**Task brief:**
Each line of the material below that holds the word "tablets" needs to be copied.

**Information provided:**
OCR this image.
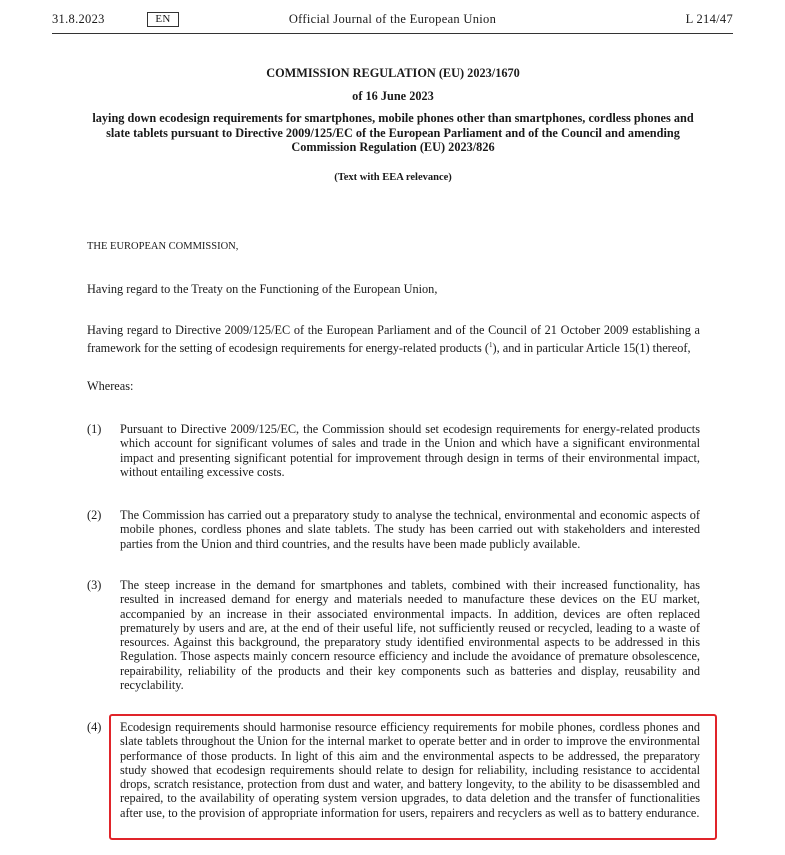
31.8.2023	EN	Official Journal of the European Union	L 214/47
COMMISSION REGULATION (EU) 2023/1670
of 16 June 2023
laying down ecodesign requirements for smartphones, mobile phones other than smartphones, cordless phones and slate tablets pursuant to Directive 2009/125/EC of the European Parliament and of the Council and amending Commission Regulation (EU) 2023/826
(Text with EEA relevance)
THE EUROPEAN COMMISSION,
Having regard to the Treaty on the Functioning of the European Union,
Having regard to Directive 2009/125/EC of the European Parliament and of the Council of 21 October 2009 establishing a framework for the setting of ecodesign requirements for energy-related products ($^1$), and in particular Article 15(1) thereof,
Whereas:
(1) Pursuant to Directive 2009/125/EC, the Commission should set ecodesign requirements for energy-related products which account for significant volumes of sales and trade in the Union and which have a significant environmental impact and presenting significant potential for improvement through design in terms of their environmental impact, without entailing excessive costs.
(2) The Commission has carried out a preparatory study to analyse the technical, environmental and economic aspects of mobile phones, cordless phones and slate tablets. The study has been carried out with stakeholders and interested parties from the Union and third countries, and the results have been made publicly available.
(3) The steep increase in the demand for smartphones and tablets, combined with their increased functionality, has resulted in increased demand for energy and materials needed to manufacture these devices on the EU market, accompanied by an increase in their associated environmental impacts. In addition, devices are often replaced prematurely by users and are, at the end of their useful life, not sufficiently reused or recycled, leading to a waste of resources. Against this background, the preparatory study identified environmental aspects to be addressed in this Regulation. Those aspects mainly concern resource efficiency and include the avoidance of premature obsolescence, repairability, reliability of the products and their key components such as batteries and display, reusability and recyclability.
(4) Ecodesign requirements should harmonise resource efficiency requirements for mobile phones, cordless phones and slate tablets throughout the Union for the internal market to operate better and in order to improve the environmental performance of those products. In light of this aim and the environmental aspects to be addressed, the preparatory study showed that ecodesign requirements should relate to design for reliability, including resistance to accidental drops, scratch resistance, protection from dust and water, and battery longevity, to the ability to be disassembled and repaired, to the availability of operating system version upgrades, to data deletion and the transfer of functionalities after use, to the provision of appropriate information for users, repairers and recyclers as well as to battery endurance.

**In response:**
laying down ecodesign requirements for smartphones, mobile phones other than smartphones, cordless phones and slate tablets pursuant to Directive 2009/125/EC of the European Parliament and of the Council and amending Commission Regulation (EU) 2023/826
(2) The Commission has carried out a preparatory study to analyse the technical, environmental and economic aspects of mobile phones, cordless phones and slate tablets. The study has been carried out with stakeholders and interested parties from the Union and third countries, and the results have been made publicly available.
(3) The steep increase in the demand for smartphones and tablets, combined with their increased functionality, has resulted in increased demand for energy and materials needed to manufacture these devices on the EU market, accompanied by an increase in their associated environmental impacts. In addition, devices are often replaced prematurely by users and are, at the end of their useful life, not sufficiently reused or recycled, leading to a waste of resources. Against this background, the preparatory study identified environmental aspects to be addressed in this Regulation. Those aspects mainly concern resource efficiency and include the avoidance of premature obsolescence, repairability, reliability of the products and their key components such as batteries and display, reusability and recyclability.
(4) Ecodesign requirements should harmonise resource efficiency requirements for mobile phones, cordless phones and slate tablets throughout the Union for the internal market to operate better and in order to improve the environmental performance of those products. In light of this aim and the environmental aspects to be addressed, the preparatory study showed that ecodesign requirements should relate to design for reliability, including resistance to accidental drops, scratch resistance, protection from dust and water, and battery longevity, to the ability to be disassembled and repaired, to the availability of operating system version upgrades, to data deletion and the transfer of functionalities after use, to the provision of appropriate information for users, repairers and recyclers as well as to battery endurance.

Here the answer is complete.